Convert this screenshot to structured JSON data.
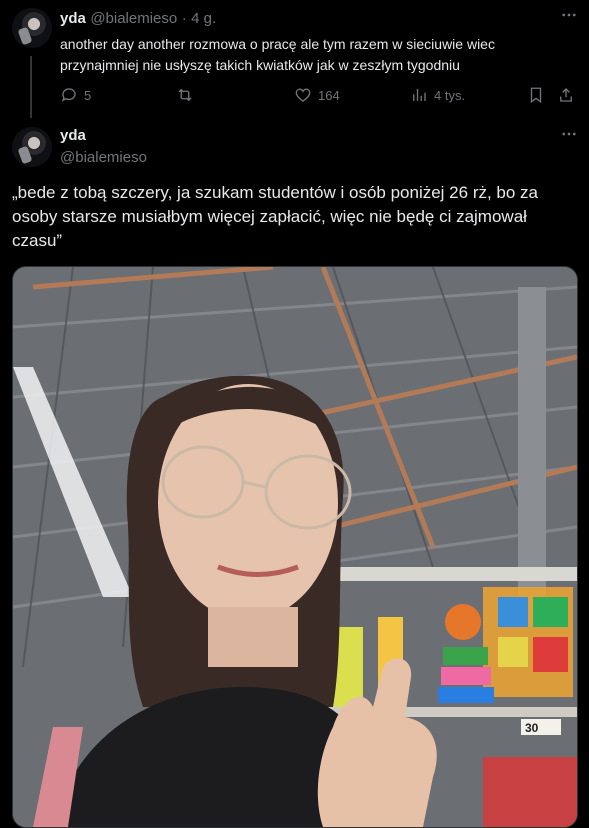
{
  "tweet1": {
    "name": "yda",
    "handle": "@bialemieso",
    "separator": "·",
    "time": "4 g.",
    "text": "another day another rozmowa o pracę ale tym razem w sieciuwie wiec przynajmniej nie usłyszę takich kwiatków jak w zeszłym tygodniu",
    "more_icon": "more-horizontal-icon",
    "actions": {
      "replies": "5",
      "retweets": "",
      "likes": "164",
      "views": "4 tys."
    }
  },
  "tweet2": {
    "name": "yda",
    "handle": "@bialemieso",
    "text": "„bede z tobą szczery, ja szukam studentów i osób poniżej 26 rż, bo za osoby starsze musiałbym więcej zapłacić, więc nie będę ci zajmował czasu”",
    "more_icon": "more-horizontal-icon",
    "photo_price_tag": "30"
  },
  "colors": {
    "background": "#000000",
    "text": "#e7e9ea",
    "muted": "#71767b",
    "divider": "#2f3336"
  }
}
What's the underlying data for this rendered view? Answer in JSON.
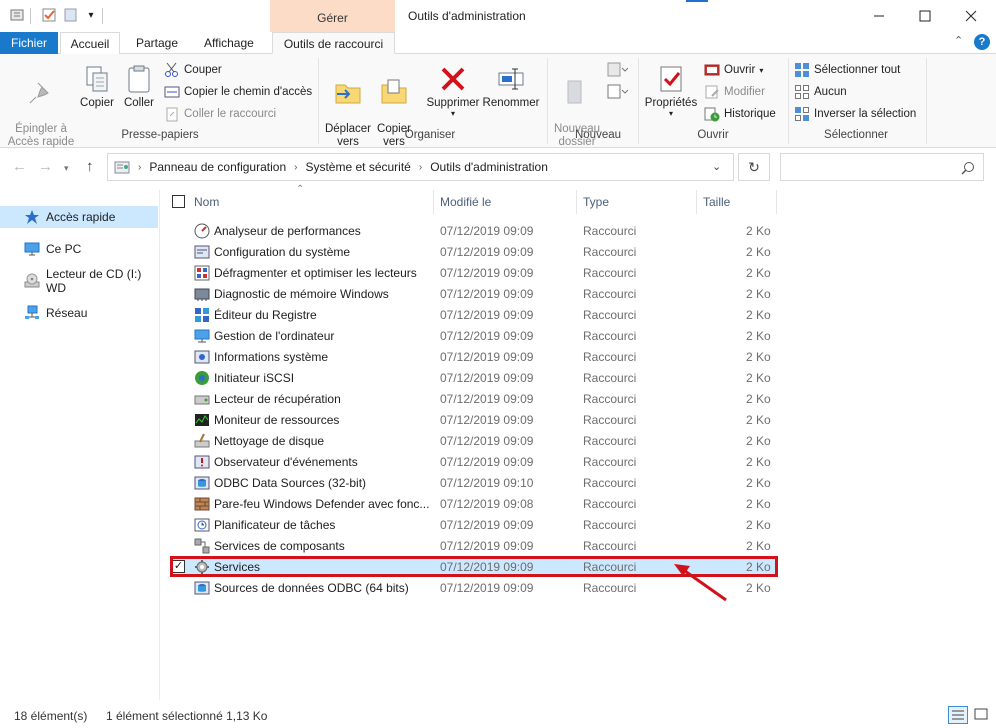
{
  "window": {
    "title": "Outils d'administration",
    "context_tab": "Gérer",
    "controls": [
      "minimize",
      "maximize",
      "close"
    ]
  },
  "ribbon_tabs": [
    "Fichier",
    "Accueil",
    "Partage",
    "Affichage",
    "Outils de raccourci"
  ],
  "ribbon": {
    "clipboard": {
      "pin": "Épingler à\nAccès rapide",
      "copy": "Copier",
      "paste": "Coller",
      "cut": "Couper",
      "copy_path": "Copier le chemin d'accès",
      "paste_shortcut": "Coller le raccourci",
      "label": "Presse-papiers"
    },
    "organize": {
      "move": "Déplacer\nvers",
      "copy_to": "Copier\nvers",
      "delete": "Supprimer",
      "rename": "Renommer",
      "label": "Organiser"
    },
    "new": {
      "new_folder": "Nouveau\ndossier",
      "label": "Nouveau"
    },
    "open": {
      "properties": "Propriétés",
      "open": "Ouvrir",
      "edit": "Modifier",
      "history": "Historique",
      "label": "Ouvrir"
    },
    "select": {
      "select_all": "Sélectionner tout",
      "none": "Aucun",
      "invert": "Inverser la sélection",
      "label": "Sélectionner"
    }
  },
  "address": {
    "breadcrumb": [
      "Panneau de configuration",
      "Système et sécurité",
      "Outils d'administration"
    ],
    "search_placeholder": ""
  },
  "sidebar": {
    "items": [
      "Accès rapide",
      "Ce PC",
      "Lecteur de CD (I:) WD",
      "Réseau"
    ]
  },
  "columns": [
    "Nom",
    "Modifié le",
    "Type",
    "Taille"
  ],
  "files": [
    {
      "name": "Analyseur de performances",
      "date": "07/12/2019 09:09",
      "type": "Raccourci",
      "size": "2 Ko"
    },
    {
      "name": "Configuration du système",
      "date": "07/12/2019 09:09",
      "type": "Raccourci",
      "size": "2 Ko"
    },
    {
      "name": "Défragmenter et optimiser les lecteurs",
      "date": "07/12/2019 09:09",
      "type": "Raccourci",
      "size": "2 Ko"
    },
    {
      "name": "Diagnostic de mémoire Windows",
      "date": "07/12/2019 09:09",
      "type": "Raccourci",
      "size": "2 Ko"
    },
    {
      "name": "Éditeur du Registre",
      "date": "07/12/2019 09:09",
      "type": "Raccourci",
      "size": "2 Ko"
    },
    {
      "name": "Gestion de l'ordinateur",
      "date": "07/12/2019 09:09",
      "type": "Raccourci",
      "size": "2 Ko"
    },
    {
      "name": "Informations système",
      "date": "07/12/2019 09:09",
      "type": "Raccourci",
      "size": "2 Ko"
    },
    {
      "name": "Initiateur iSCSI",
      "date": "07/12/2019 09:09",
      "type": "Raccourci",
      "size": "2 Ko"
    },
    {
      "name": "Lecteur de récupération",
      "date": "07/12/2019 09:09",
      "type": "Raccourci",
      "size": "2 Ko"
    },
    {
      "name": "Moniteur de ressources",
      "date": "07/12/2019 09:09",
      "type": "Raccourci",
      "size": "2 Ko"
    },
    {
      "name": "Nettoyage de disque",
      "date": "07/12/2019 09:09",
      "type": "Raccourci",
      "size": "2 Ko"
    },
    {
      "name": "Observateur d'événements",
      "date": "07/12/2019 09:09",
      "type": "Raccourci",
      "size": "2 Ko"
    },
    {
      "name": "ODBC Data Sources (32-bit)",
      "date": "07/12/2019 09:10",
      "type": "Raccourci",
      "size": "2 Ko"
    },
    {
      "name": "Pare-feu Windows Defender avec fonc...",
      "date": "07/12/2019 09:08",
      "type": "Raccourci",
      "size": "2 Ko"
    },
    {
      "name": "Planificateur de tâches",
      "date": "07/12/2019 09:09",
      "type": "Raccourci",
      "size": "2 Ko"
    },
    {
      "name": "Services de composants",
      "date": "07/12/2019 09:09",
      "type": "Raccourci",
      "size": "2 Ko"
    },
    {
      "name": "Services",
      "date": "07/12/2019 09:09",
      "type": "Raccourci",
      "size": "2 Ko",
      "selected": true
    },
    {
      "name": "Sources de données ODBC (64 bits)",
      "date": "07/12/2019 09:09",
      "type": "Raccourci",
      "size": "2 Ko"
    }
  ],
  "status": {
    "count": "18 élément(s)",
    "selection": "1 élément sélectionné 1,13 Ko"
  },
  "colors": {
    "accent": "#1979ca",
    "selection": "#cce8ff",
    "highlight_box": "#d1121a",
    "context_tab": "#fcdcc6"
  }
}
------------------------------------------------
BRIEF » Copy out every line where the word "selection" occurs.

RESPONSE »
    "selection": "1 élément sélectionné 1,13 Ko"
    "selection": "#cce8ff",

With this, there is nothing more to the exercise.